[Given problem] Output all of the records exactly as written.

------------------------------------

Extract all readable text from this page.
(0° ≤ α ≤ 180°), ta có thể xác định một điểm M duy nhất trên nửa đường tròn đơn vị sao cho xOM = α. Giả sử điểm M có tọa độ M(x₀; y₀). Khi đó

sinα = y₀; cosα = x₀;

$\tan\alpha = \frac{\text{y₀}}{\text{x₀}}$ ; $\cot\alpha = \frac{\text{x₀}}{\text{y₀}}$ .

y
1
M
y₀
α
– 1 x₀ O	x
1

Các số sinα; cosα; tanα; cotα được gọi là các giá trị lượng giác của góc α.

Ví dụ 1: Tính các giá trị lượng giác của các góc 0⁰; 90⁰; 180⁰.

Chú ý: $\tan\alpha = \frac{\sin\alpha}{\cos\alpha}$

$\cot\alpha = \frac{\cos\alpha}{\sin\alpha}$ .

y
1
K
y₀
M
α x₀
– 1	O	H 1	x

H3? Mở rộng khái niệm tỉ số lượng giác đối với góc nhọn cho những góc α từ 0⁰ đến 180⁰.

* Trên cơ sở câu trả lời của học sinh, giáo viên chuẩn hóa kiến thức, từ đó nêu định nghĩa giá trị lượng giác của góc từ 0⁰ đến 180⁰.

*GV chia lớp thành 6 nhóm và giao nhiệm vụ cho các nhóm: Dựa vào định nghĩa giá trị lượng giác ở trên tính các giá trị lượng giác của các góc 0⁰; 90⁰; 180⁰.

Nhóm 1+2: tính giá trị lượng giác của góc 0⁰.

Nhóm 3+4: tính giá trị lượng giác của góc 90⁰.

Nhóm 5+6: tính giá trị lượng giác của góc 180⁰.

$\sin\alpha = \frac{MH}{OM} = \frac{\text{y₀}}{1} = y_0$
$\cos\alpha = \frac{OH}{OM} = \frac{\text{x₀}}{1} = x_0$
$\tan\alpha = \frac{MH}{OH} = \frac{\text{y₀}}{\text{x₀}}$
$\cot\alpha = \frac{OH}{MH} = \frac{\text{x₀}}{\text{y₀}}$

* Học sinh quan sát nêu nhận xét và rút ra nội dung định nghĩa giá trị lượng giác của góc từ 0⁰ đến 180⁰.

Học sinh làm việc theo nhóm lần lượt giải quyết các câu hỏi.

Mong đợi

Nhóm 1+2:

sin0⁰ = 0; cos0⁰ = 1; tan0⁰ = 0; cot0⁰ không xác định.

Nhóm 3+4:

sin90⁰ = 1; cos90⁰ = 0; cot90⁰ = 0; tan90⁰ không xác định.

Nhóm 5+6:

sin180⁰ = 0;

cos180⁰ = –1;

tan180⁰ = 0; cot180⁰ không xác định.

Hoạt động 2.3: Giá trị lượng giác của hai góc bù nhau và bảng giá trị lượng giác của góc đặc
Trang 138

------------------------------------

[Correct result]
Extract all readable text from this page.
(0° ≤ α ≤ 180°), ta có thể xác định một điểm M duy nhất trên nửa đường tròn đơn vị sao cho xOM = α. Giả sử điểm M có tọa độ M(x₀; y₀). Khi đó

sinα = y₀; cosα = x₀;

$\tan\alpha = \frac{\text{y₀}}{\text{x₀}}$ ; $\cot\alpha = \frac{\text{x₀}}{\text{y₀}}$ .

y
1
M
y₀
α
– 1 x₀ O	x
1

Các số sinα; cosα; tanα; cotα được gọi là các giá trị lượng giác của góc α.

Ví dụ 1: Tính các giá trị lượng giác của các góc 0⁰; 90⁰; 180⁰.

Chú ý: $\tan\alpha = \frac{\sin\alpha}{\cos\alpha}$

$\cot\alpha = \frac{\cos\alpha}{\sin\alpha}$ .

y
1
K
y₀
M
α x₀
– 1	O	H 1	x

H3? Mở rộng khái niệm tỉ số lượng giác đối với góc nhọn cho những góc α từ 0⁰ đến 180⁰.

* Trên cơ sở câu trả lời của học sinh, giáo viên chuẩn hóa kiến thức, từ đó nêu định nghĩa giá trị lượng giác của góc từ 0⁰ đến 180⁰.

*GV chia lớp thành 6 nhóm và giao nhiệm vụ cho các nhóm: Dựa vào định nghĩa giá trị lượng giác ở trên tính các giá trị lượng giác của các góc 0⁰; 90⁰; 180⁰.

Nhóm 1+2: tính giá trị lượng giác của góc 0⁰.

Nhóm 3+4: tính giá trị lượng giác của góc 90⁰.

Nhóm 5+6: tính giá trị lượng giác của góc 180⁰.

$\sin\alpha = \frac{MH}{OM} = \frac{\text{y₀}}{1} = y_0$
$\cos\alpha = \frac{OH}{OM} = \frac{\text{x₀}}{1} = x_0$
$\tan\alpha = \frac{MH}{OH} = \frac{\text{y₀}}{\text{x₀}}$
$\cot\alpha = \frac{OH}{MH} = \frac{\text{x₀}}{\text{y₀}}$

* Học sinh quan sát nêu nhận xét và rút ra nội dung định nghĩa giá trị lượng giác của góc từ 0⁰ đến 180⁰.

Học sinh làm việc theo nhóm lần lượt giải quyết các câu hỏi.

Mong đợi

Nhóm 1+2:

sin0⁰ = 0; cos0⁰ = 1; tan0⁰ = 0; cot0⁰ không xác định.

Nhóm 3+4:

sin90⁰ = 1; cos90⁰ = 0; cot90⁰ = 0; tan90⁰ không xác định.

Nhóm 5+6:

sin180⁰ = 0;

cos180⁰ = –1;

tan180⁰ = 0; cot180⁰ không xác định.

Hoạt động 2.3: Giá trị lượng giác của hai góc bù nhau và bảng giá trị lượng giác của góc đặc
Trang 138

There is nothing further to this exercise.